Transcribe the whole listing without a single picture.

___ INFORMATION SUPPLIED ___

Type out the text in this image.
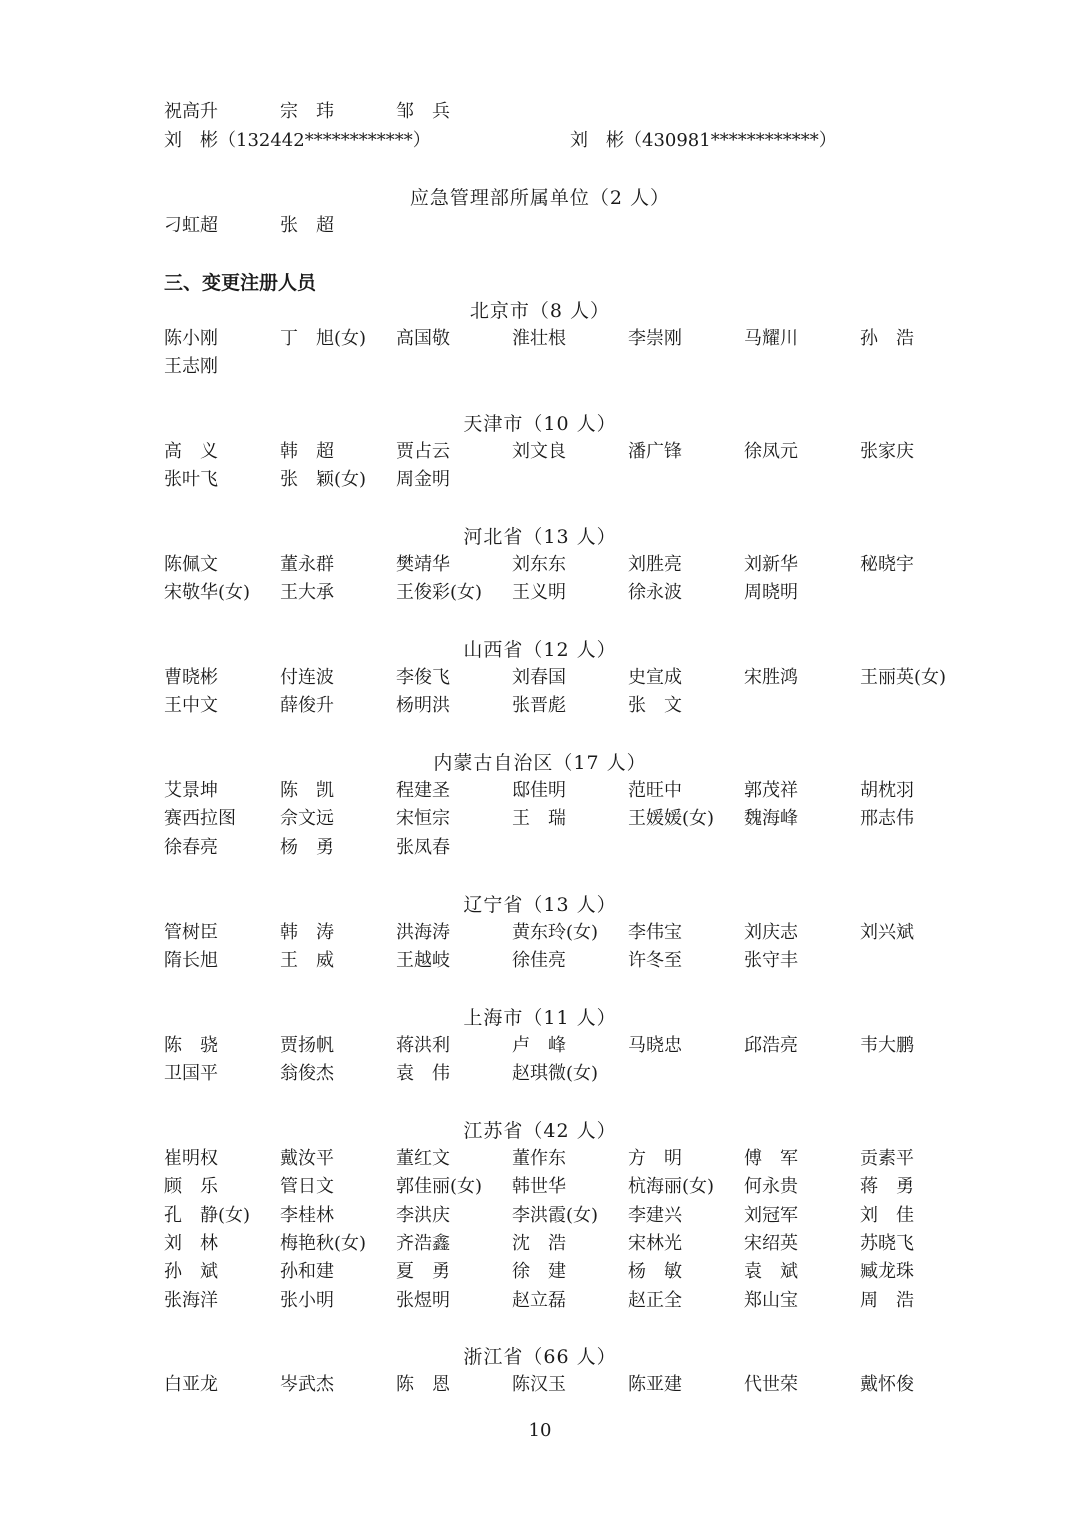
祝高升	宗　玮	邹　兵
刘　彬（132442************）	刘　彬（430981************）
应急管理部所属单位（2 人）
刁虹超	张　超
三、变更注册人员
北京市（8 人）
陈小刚	丁　旭(女) 高国敬	淮壮根	李崇刚	马耀川	孙　浩
王志刚
天津市（10 人）
高　义	韩　超	贾占云	刘文良	潘广锋	徐凤元	张家庆
张叶飞	张　颖(女) 周金明
河北省（13 人）
陈佩文	董永群	樊靖华	刘东东	刘胜亮	刘新华	秘晓宇
宋敬华(女) 王大承	王俊彩(女) 王义明	徐永波	周晓明
山西省（12 人）
曹晓彬	付连波	李俊飞	刘春国	史宣成	宋胜鸿	王丽英(女)
王中文	薛俊升	杨明洪	张晋彪	张　文
内蒙古自治区（17 人）
艾景坤	陈　凯	程建圣	邸佳明	范旺中	郭茂祥	胡枕羽
赛西拉图 佘文远	宋恒宗	王　瑞	王媛媛(女) 魏海峰	邢志伟
徐春亮	杨　勇	张凤春
辽宁省（13 人）
管树臣	韩　涛	洪海涛	黄东玲(女) 李伟宝	刘庆志	刘兴斌
隋长旭	王　威	王越岐	徐佳亮	许冬至	张守丰
上海市（11 人）
陈　骁	贾扬帆	蒋洪利	卢　峰	马晓忠	邱浩亮	韦大鹏
卫国平	翁俊杰	袁　伟	赵琪微(女)
江苏省（42 人）
崔明权	戴汝平	董红文	董作东	方　明	傅　军	贡素平
顾　乐	管日文	郭佳丽(女) 韩世华	杭海丽(女) 何永贵	蒋　勇
孔　静(女) 李桂林	李洪庆	李洪霞(女) 李建兴	刘冠军	刘　佳
刘　林	梅艳秋(女) 齐浩鑫	沈　浩	宋林光	宋绍英	苏晓飞
孙　斌	孙和建	夏　勇	徐　建	杨　敏	袁　斌	臧龙珠
张海洋	张小明	张煜明	赵立磊	赵正全	郑山宝	周　浩
浙江省（66 人）
白亚龙	岑武杰	陈　恩	陈汉玉	陈亚建	代世荣	戴怀俊
10
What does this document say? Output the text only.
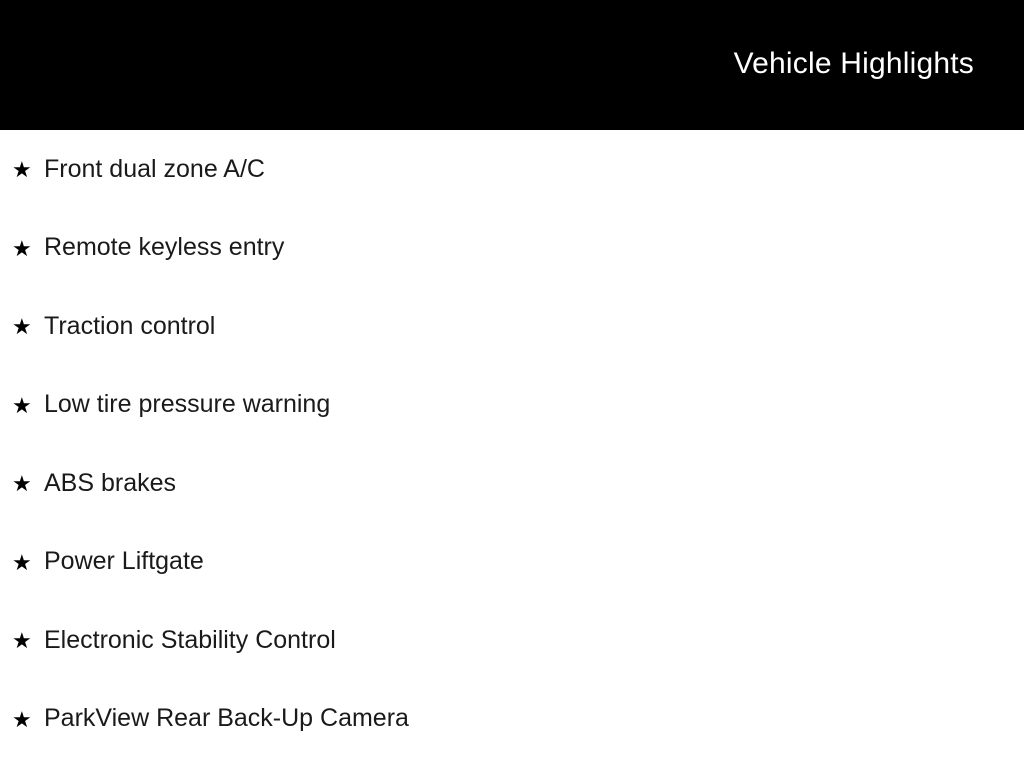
Vehicle Highlights
★ Front dual zone A/C
★ Remote keyless entry
★ Traction control
★ Low tire pressure warning
★ ABS brakes
★ Power Liftgate
★ Electronic Stability Control
★ ParkView Rear Back-Up Camera
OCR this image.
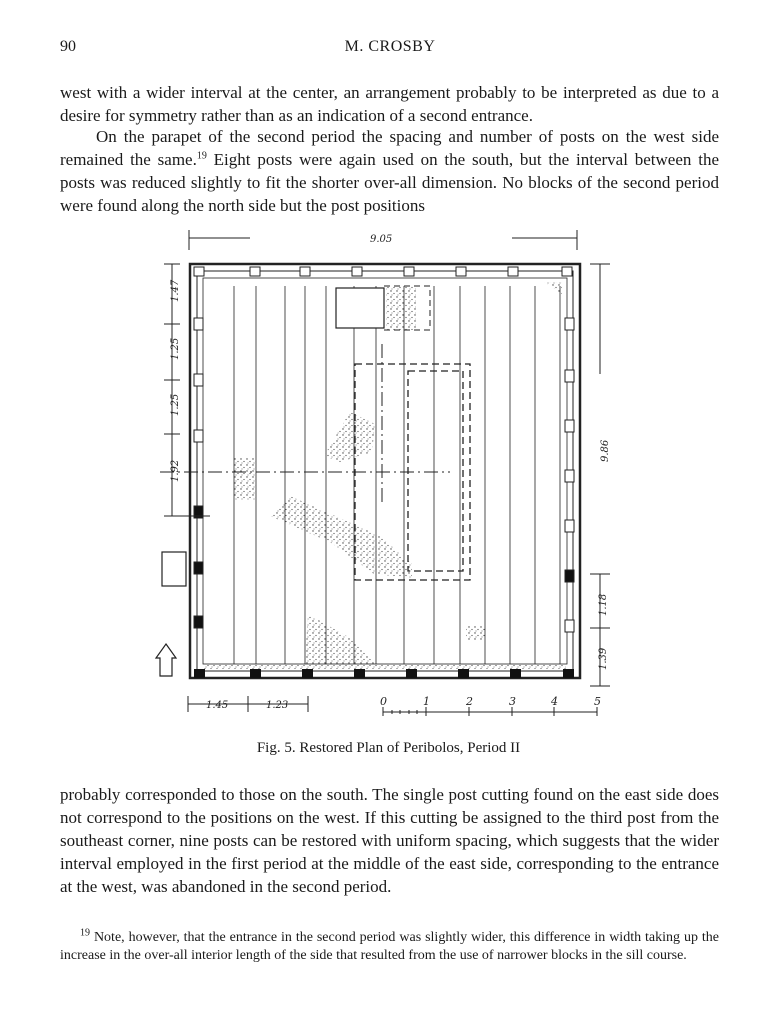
90	M. CROSBY

west with a wider interval at the center, an arrangement probably to be interpreted as due to a desire for symmetry rather than as an indication of a second entrance.

On the parapet of the second period the spacing and number of posts on the west side remained the same.$^{19}$ Eight posts were again used on the south, but the interval between the posts was reduced slightly to fit the shorter over-all dimension. No blocks of the second period were found along the north side but the post positions

9.05
1.47
1.25
1.25
1.92
9.86
1.18
1.39
1.45	1.23	0	1	2	3	4	5
Fig. 5. Restored Plan of Peribolos, Period II

probably corresponded to those on the south. The single post cutting found on the east side does not correspond to the positions on the west. If this cutting be assigned to the third post from the southeast corner, nine posts can be restored with uniform spacing, which suggests that the wider interval employed in the first period at the middle of the east side, corresponding to the entrance at the west, was abandoned in the second period.

$^{19}$ Note, however, that the entrance in the second period was slightly wider, this difference in width taking up the increase in the over-all interior length of the side that resulted from the use of narrower blocks in the sill course.
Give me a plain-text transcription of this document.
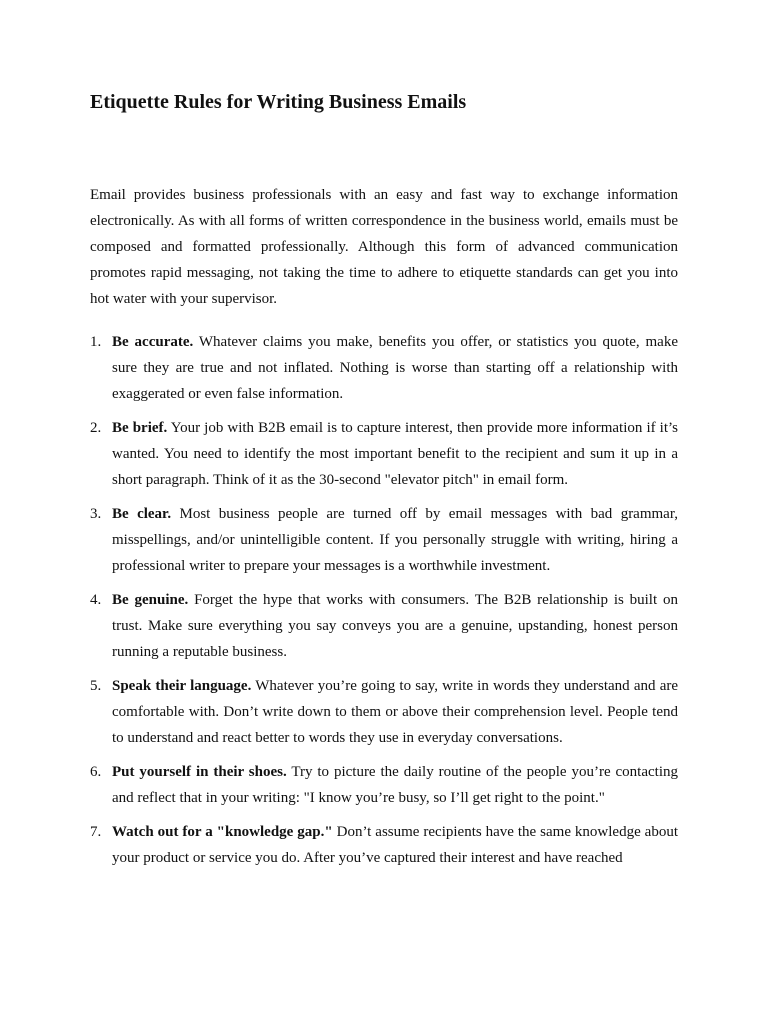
Etiquette Rules for Writing Business Emails

Email provides business professionals with an easy and fast way to exchange information electronically. As with all forms of written correspondence in the business world, emails must be composed and formatted professionally. Although this form of advanced communication promotes rapid messaging, not taking the time to adhere to etiquette standards can get you into hot water with your supervisor.

1. Be accurate. Whatever claims you make, benefits you offer, or statistics you quote, make sure they are true and not inflated. Nothing is worse than starting off a relationship with exaggerated or even false information.
2. Be brief. Your job with B2B email is to capture interest, then provide more information if it’s wanted. You need to identify the most important benefit to the recipient and sum it up in a short paragraph. Think of it as the 30-second "elevator pitch" in email form.
3. Be clear. Most business people are turned off by email messages with bad grammar, misspellings, and/or unintelligible content. If you personally struggle with writing, hiring a professional writer to prepare your messages is a worthwhile investment.
4. Be genuine. Forget the hype that works with consumers. The B2B relationship is built on trust. Make sure everything you say conveys you are a genuine, upstanding, honest person running a reputable business.
5. Speak their language. Whatever you’re going to say, write in words they understand and are comfortable with. Don’t write down to them or above their comprehension level. People tend to understand and react better to words they use in everyday conversations.
6. Put yourself in their shoes. Try to picture the daily routine of the people you’re contacting and reflect that in your writing: "I know you’re busy, so I’ll get right to the point."
7. Watch out for a "knowledge gap." Don’t assume recipients have the same knowledge about your product or service you do. After you’ve captured their interest and have reached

___

--- EXERCISE RESULT ---
Type out the text in this image.
祝高升	宗　玮	邹　兵
刘　彬（132442************）	刘　彬（430981************）
应急管理部所属单位（2 人）
刁虹超	张　超
三、变更注册人员
北京市（8 人）
陈小刚	丁　旭(女) 高国敬	淮壮根	李崇刚	马耀川	孙　浩
王志刚
天津市（10 人）
高　义	韩　超	贾占云	刘文良	潘广锋	徐凤元	张家庆
张叶飞	张　颖(女) 周金明
河北省（13 人）
陈佩文	董永群	樊靖华	刘东东	刘胜亮	刘新华	秘晓宇
宋敬华(女) 王大承	王俊彩(女) 王义明	徐永波	周晓明
山西省（12 人）
曹晓彬	付连波	李俊飞	刘春国	史宣成	宋胜鸿	王丽英(女)
王中文	薛俊升	杨明洪	张晋彪	张　文
内蒙古自治区（17 人）
艾景坤	陈　凯	程建圣	邸佳明	范旺中	郭茂祥	胡枕羽
赛西拉图 佘文远	宋恒宗	王　瑞	王媛媛(女) 魏海峰	邢志伟
徐春亮	杨　勇	张凤春
辽宁省（13 人）
管树臣	韩　涛	洪海涛	黄东玲(女) 李伟宝	刘庆志	刘兴斌
隋长旭	王　威	王越岐	徐佳亮	许冬至	张守丰
上海市（11 人）
陈　骁	贾扬帆	蒋洪利	卢　峰	马晓忠	邱浩亮	韦大鹏
卫国平	翁俊杰	袁　伟	赵琪微(女)
江苏省（42 人）
崔明权	戴汝平	董红文	董作东	方　明	傅　军	贡素平
顾　乐	管日文	郭佳丽(女) 韩世华	杭海丽(女) 何永贵	蒋　勇
孔　静(女) 李桂林	李洪庆	李洪霞(女) 李建兴	刘冠军	刘　佳
刘　林	梅艳秋(女) 齐浩鑫	沈　浩	宋林光	宋绍英	苏晓飞
孙　斌	孙和建	夏　勇	徐　建	杨　敏	袁　斌	臧龙珠
张海洋	张小明	张煜明	赵立磊	赵正全	郑山宝	周　浩
浙江省（66 人）
白亚龙	岑武杰	陈　恩	陈汉玉	陈亚建	代世荣	戴怀俊
10
What does this document say? Output the text only.
Vehicle Highlights
★ Front dual zone A/C
★ Remote keyless entry
★ Traction control
★ Low tire pressure warning
★ ABS brakes
★ Power Liftgate
★ Electronic Stability Control
★ ParkView Rear Back-Up Camera
OCR this image.
90	M. CROSBY

west with a wider interval at the center, an arrangement probably to be interpreted as due to a desire for symmetry rather than as an indication of a second entrance.

On the parapet of the second period the spacing and number of posts on the west side remained the same.$^{19}$ Eight posts were again used on the south, but the interval between the posts was reduced slightly to fit the shorter over-all dimension. No blocks of the second period were found along the north side but the post positions

9.05
1.47
1.25
1.25
1.92
9.86
1.18
1.39
1.45	1.23	0	1	2	3	4	5
Fig. 5. Restored Plan of Peribolos, Period II

probably corresponded to those on the south. The single post cutting found on the east side does not correspond to the positions on the west. If this cutting be assigned to the third post from the southeast corner, nine posts can be restored with uniform spacing, which suggests that the wider interval employed in the first period at the middle of the east side, corresponding to the entrance at the west, was abandoned in the second period.

$^{19}$ Note, however, that the entrance in the second period was slightly wider, this difference in width taking up the increase in the over-all interior length of the side that resulted from the use of narrower blocks in the sill course.
Give me a plain-text transcription of this document.
Etiquette Rules for Writing Business Emails

Email provides business professionals with an easy and fast way to exchange information electronically. As with all forms of written correspondence in the business world, emails must be composed and formatted professionally. Although this form of advanced communication promotes rapid messaging, not taking the time to adhere to etiquette standards can get you into hot water with your supervisor.

1. Be accurate. Whatever claims you make, benefits you offer, or statistics you quote, make sure they are true and not inflated. Nothing is worse than starting off a relationship with exaggerated or even false information.
2. Be brief. Your job with B2B email is to capture interest, then provide more information if it’s wanted. You need to identify the most important benefit to the recipient and sum it up in a short paragraph. Think of it as the 30-second "elevator pitch" in email form.
3. Be clear. Most business people are turned off by email messages with bad grammar, misspellings, and/or unintelligible content. If you personally struggle with writing, hiring a professional writer to prepare your messages is a worthwhile investment.
4. Be genuine. Forget the hype that works with consumers. The B2B relationship is built on trust. Make sure everything you say conveys you are a genuine, upstanding, honest person running a reputable business.
5. Speak their language. Whatever you’re going to say, write in words they understand and are comfortable with. Don’t write down to them or above their comprehension level. People tend to understand and react better to words they use in everyday conversations.
6. Put yourself in their shoes. Try to picture the daily routine of the people you’re contacting and reflect that in your writing: "I know you’re busy, so I’ll get right to the point."
7. Watch out for a "knowledge gap." Don’t assume recipients have the same knowledge about your product or service you do. After you’ve captured their interest and have reached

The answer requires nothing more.